───── DATA SECTION

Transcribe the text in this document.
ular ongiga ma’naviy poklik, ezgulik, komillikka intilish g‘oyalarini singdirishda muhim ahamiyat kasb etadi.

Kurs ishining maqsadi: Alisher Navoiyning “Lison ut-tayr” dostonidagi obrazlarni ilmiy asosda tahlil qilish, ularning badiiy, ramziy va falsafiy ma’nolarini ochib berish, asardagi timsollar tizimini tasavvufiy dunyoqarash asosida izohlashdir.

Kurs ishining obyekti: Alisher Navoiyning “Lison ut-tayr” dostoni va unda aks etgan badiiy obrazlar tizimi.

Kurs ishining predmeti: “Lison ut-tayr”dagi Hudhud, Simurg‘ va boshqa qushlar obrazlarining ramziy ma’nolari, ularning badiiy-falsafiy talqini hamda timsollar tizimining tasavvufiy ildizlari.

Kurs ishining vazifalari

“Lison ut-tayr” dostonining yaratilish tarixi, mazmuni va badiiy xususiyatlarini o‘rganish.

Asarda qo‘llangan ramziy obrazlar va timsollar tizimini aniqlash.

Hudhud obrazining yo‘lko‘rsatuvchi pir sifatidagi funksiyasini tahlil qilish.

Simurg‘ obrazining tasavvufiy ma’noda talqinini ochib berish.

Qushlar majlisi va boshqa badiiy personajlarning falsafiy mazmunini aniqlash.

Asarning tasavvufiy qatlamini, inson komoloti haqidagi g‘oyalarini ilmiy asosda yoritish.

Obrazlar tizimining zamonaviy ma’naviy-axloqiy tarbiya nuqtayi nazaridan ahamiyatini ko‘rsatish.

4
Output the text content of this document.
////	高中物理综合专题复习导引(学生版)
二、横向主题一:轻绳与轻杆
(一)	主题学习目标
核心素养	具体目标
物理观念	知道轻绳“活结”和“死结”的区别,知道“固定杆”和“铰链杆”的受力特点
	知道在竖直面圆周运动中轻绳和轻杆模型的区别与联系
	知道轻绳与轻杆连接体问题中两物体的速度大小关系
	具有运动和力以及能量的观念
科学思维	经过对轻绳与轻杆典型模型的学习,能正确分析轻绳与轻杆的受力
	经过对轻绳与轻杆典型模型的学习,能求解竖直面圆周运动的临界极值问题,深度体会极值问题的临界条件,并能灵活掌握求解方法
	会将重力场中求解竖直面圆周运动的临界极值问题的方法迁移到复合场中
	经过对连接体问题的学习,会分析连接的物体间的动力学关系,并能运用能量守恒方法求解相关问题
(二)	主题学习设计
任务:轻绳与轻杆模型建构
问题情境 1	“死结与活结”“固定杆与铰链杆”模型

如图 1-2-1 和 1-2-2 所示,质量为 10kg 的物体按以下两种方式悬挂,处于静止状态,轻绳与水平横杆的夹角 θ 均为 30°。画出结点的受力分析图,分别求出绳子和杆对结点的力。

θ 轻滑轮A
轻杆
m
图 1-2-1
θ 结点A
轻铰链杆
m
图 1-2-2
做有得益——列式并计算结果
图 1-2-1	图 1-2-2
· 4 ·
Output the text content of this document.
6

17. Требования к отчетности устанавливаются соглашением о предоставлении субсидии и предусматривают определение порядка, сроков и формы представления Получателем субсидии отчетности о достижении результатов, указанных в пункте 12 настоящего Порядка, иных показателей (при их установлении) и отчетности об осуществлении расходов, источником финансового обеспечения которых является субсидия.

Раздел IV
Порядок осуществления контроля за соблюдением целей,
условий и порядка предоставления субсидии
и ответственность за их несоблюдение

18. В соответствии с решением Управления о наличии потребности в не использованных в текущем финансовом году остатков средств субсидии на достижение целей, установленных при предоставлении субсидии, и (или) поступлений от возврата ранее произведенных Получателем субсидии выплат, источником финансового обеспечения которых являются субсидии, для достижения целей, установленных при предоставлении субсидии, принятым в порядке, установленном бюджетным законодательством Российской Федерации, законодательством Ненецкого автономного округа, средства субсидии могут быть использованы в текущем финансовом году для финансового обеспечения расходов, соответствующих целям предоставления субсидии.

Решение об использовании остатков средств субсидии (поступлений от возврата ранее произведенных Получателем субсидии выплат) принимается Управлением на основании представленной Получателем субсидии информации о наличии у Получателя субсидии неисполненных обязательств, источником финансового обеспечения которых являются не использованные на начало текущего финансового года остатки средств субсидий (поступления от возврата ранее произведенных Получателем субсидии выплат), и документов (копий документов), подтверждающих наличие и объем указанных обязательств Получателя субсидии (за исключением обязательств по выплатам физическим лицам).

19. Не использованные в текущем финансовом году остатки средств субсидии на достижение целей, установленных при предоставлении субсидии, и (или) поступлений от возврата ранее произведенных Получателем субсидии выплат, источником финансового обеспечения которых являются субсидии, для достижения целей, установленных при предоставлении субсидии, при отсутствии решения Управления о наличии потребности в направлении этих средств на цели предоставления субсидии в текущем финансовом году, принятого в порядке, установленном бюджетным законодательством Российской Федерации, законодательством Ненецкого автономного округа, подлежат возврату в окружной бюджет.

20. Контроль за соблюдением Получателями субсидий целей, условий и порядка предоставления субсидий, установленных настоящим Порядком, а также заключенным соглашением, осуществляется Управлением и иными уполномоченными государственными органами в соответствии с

──────────

WORK TO DO: Across the records, how many lines contain "Kurs"? Only the number should be given.

FINAL RESULT: 4